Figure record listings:
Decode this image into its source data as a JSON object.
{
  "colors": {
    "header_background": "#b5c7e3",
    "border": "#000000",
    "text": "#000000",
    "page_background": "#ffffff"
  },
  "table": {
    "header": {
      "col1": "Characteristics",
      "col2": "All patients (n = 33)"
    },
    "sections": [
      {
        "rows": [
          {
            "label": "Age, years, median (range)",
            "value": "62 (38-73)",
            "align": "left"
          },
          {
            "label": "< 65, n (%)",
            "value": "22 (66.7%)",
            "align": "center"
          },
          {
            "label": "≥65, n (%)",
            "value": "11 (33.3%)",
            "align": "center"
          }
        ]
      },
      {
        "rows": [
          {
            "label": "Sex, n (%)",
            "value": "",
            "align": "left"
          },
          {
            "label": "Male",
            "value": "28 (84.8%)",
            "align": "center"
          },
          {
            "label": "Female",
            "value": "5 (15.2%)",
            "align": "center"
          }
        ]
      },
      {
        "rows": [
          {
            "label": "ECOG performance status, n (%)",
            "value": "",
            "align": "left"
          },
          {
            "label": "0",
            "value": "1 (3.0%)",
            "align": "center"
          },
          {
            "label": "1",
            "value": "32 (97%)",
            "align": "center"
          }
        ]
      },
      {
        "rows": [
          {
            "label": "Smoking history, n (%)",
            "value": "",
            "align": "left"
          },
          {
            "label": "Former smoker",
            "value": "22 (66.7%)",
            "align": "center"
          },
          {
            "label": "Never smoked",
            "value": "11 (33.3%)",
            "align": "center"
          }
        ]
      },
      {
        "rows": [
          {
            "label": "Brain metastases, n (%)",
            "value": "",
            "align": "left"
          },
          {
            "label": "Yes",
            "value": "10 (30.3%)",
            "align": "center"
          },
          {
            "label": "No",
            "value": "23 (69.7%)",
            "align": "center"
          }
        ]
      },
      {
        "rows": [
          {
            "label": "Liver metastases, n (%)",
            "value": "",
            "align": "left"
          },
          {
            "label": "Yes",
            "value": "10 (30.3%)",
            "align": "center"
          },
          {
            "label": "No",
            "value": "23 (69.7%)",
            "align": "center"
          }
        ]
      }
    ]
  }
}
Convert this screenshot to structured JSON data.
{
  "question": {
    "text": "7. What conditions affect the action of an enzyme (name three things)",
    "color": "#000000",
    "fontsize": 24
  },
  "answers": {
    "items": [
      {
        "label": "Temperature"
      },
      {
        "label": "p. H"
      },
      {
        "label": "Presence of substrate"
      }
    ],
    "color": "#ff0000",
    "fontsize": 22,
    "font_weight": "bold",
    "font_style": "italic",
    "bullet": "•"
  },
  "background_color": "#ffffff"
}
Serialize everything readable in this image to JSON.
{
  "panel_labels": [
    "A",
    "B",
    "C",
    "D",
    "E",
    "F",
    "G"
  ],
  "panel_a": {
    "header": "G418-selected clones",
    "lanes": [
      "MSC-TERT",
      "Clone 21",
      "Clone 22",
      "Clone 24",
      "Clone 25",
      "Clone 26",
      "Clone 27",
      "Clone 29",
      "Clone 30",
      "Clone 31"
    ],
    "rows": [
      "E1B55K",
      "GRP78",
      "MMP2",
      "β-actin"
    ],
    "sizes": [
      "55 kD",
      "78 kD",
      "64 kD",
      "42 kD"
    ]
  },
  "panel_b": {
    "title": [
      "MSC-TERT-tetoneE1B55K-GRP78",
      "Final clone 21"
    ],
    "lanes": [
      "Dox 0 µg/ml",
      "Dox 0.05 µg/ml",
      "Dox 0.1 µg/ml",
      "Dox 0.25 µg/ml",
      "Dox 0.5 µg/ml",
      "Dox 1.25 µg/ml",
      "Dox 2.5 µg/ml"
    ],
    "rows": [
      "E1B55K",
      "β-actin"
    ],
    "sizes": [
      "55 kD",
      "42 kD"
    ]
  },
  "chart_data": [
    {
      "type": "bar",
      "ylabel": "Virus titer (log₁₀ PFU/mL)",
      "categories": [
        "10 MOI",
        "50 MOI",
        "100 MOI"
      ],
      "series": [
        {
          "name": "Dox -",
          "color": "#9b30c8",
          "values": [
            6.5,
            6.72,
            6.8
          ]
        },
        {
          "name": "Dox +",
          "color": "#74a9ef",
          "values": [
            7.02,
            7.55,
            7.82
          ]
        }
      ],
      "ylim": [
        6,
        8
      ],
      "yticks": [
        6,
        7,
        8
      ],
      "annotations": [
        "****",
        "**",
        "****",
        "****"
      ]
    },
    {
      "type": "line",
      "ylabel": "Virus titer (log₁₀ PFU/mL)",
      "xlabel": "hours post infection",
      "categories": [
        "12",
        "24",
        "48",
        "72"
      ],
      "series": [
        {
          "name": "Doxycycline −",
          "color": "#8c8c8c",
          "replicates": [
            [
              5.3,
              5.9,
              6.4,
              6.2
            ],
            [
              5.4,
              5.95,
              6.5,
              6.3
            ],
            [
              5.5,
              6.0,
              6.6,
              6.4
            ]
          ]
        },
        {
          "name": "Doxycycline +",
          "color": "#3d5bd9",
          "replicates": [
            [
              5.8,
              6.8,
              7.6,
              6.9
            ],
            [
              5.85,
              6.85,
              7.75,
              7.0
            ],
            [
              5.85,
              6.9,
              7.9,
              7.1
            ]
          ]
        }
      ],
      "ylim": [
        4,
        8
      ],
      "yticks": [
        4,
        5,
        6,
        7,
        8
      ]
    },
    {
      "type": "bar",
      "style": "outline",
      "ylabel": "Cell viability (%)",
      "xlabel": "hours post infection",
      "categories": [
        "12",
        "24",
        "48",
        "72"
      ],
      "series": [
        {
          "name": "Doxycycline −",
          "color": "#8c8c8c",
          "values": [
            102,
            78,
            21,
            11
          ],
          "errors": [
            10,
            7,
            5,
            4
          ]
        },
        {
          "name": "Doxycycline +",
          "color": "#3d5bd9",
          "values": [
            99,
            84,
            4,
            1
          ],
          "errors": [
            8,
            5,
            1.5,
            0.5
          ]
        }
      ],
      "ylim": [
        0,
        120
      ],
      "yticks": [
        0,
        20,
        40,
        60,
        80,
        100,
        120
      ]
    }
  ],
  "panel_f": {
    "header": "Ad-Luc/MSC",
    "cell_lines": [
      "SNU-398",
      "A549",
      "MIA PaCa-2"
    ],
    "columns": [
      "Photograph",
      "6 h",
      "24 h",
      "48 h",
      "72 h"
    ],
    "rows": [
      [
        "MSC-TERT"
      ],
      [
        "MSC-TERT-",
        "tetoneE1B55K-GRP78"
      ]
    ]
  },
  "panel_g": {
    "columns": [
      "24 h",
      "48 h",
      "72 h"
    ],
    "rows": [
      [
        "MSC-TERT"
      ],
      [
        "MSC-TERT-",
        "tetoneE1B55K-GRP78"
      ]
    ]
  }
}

## What you should do
When you repeat the data, keep each line exactly as given.

## Solution
Decode this image into its source data as a JSON object.
{
  "colors": {
    "header_background": "#b5c7e3",
    "border": "#000000",
    "text": "#000000",
    "page_background": "#ffffff"
  },
  "table": {
    "header": {
      "col1": "Characteristics",
      "col2": "All patients (n = 33)"
    },
    "sections": [
      {
        "rows": [
          {
            "label": "Age, years, median (range)",
            "value": "62 (38-73)",
            "align": "left"
          },
          {
            "label": "< 65, n (%)",
            "value": "22 (66.7%)",
            "align": "center"
          },
          {
            "label": "≥65, n (%)",
            "value": "11 (33.3%)",
            "align": "center"
          }
        ]
      },
      {
        "rows": [
          {
            "label": "Sex, n (%)",
            "value": "",
            "align": "left"
          },
          {
            "label": "Male",
            "value": "28 (84.8%)",
            "align": "center"
          },
          {
            "label": "Female",
            "value": "5 (15.2%)",
            "align": "center"
          }
        ]
      },
      {
        "rows": [
          {
            "label": "ECOG performance status, n (%)",
            "value": "",
            "align": "left"
          },
          {
            "label": "0",
            "value": "1 (3.0%)",
            "align": "center"
          },
          {
            "label": "1",
            "value": "32 (97%)",
            "align": "center"
          }
        ]
      },
      {
        "rows": [
          {
            "label": "Smoking history, n (%)",
            "value": "",
            "align": "left"
          },
          {
            "label": "Former smoker",
            "value": "22 (66.7%)",
            "align": "center"
          },
          {
            "label": "Never smoked",
            "value": "11 (33.3%)",
            "align": "center"
          }
        ]
      },
      {
        "rows": [
          {
            "label": "Brain metastases, n (%)",
            "value": "",
            "align": "left"
          },
          {
            "label": "Yes",
            "value": "10 (30.3%)",
            "align": "center"
          },
          {
            "label": "No",
            "value": "23 (69.7%)",
            "align": "center"
          }
        ]
      },
      {
        "rows": [
          {
            "label": "Liver metastases, n (%)",
            "value": "",
            "align": "left"
          },
          {
            "label": "Yes",
            "value": "10 (30.3%)",
            "align": "center"
          },
          {
            "label": "No",
            "value": "23 (69.7%)",
            "align": "center"
          }
        ]
      }
    ]
  }
}
Convert this screenshot to structured JSON data.
{
  "question": {
    "text": "7. What conditions affect the action of an enzyme (name three things)",
    "color": "#000000",
    "fontsize": 24
  },
  "answers": {
    "items": [
      {
        "label": "Temperature"
      },
      {
        "label": "p. H"
      },
      {
        "label": "Presence of substrate"
      }
    ],
    "color": "#ff0000",
    "fontsize": 22,
    "font_weight": "bold",
    "font_style": "italic",
    "bullet": "•"
  },
  "background_color": "#ffffff"
}
Serialize everything readable in this image to JSON.
{
  "panel_labels": [
    "A",
    "B",
    "C",
    "D",
    "E",
    "F",
    "G"
  ],
  "panel_a": {
    "header": "G418-selected clones",
    "lanes": [
      "MSC-TERT",
      "Clone 21",
      "Clone 22",
      "Clone 24",
      "Clone 25",
      "Clone 26",
      "Clone 27",
      "Clone 29",
      "Clone 30",
      "Clone 31"
    ],
    "rows": [
      "E1B55K",
      "GRP78",
      "MMP2",
      "β-actin"
    ],
    "sizes": [
      "55 kD",
      "78 kD",
      "64 kD",
      "42 kD"
    ]
  },
  "panel_b": {
    "title": [
      "MSC-TERT-tetoneE1B55K-GRP78",
      "Final clone 21"
    ],
    "lanes": [
      "Dox 0 µg/ml",
      "Dox 0.05 µg/ml",
      "Dox 0.1 µg/ml",
      "Dox 0.25 µg/ml",
      "Dox 0.5 µg/ml",
      "Dox 1.25 µg/ml",
      "Dox 2.5 µg/ml"
    ],
    "rows": [
      "E1B55K",
      "β-actin"
    ],
    "sizes": [
      "55 kD",
      "42 kD"
    ]
  },
  "chart_data": [
    {
      "type": "bar",
      "ylabel": "Virus titer (log₁₀ PFU/mL)",
      "categories": [
        "10 MOI",
        "50 MOI",
        "100 MOI"
      ],
      "series": [
        {
          "name": "Dox -",
          "color": "#9b30c8",
          "values": [
            6.5,
            6.72,
            6.8
          ]
        },
        {
          "name": "Dox +",
          "color": "#74a9ef",
          "values": [
            7.02,
            7.55,
            7.82
          ]
        }
      ],
      "ylim": [
        6,
        8
      ],
      "yticks": [
        6,
        7,
        8
      ],
      "annotations": [
        "****",
        "**",
        "****",
        "****"
      ]
    },
    {
      "type": "line",
      "ylabel": "Virus titer (log₁₀ PFU/mL)",
      "xlabel": "hours post infection",
      "categories": [
        "12",
        "24",
        "48",
        "72"
      ],
      "series": [
        {
          "name": "Doxycycline −",
          "color": "#8c8c8c",
          "replicates": [
            [
              5.3,
              5.9,
              6.4,
              6.2
            ],
            [
              5.4,
              5.95,
              6.5,
              6.3
            ],
            [
              5.5,
              6.0,
              6.6,
              6.4
            ]
          ]
        },
        {
          "name": "Doxycycline +",
          "color": "#3d5bd9",
          "replicates": [
            [
              5.8,
              6.8,
              7.6,
              6.9
            ],
            [
              5.85,
              6.85,
              7.75,
              7.0
            ],
            [
              5.85,
              6.9,
              7.9,
              7.1
            ]
          ]
        }
      ],
      "ylim": [
        4,
        8
      ],
      "yticks": [
        4,
        5,
        6,
        7,
        8
      ]
    },
    {
      "type": "bar",
      "style": "outline",
      "ylabel": "Cell viability (%)",
      "xlabel": "hours post infection",
      "categories": [
        "12",
        "24",
        "48",
        "72"
      ],
      "series": [
        {
          "name": "Doxycycline −",
          "color": "#8c8c8c",
          "values": [
            102,
            78,
            21,
            11
          ],
          "errors": [
            10,
            7,
            5,
            4
          ]
        },
        {
          "name": "Doxycycline +",
          "color": "#3d5bd9",
          "values": [
            99,
            84,
            4,
            1
          ],
          "errors": [
            8,
            5,
            1.5,
            0.5
          ]
        }
      ],
      "ylim": [
        0,
        120
      ],
      "yticks": [
        0,
        20,
        40,
        60,
        80,
        100,
        120
      ]
    }
  ],
  "panel_f": {
    "header": "Ad-Luc/MSC",
    "cell_lines": [
      "SNU-398",
      "A549",
      "MIA PaCa-2"
    ],
    "columns": [
      "Photograph",
      "6 h",
      "24 h",
      "48 h",
      "72 h"
    ],
    "rows": [
      [
        "MSC-TERT"
      ],
      [
        "MSC-TERT-",
        "tetoneE1B55K-GRP78"
      ]
    ]
  },
  "panel_g": {
    "columns": [
      "24 h",
      "48 h",
      "72 h"
    ],
    "rows": [
      [
        "MSC-TERT"
      ],
      [
        "MSC-TERT-",
        "tetoneE1B55K-GRP78"
      ]
    ]
  }
}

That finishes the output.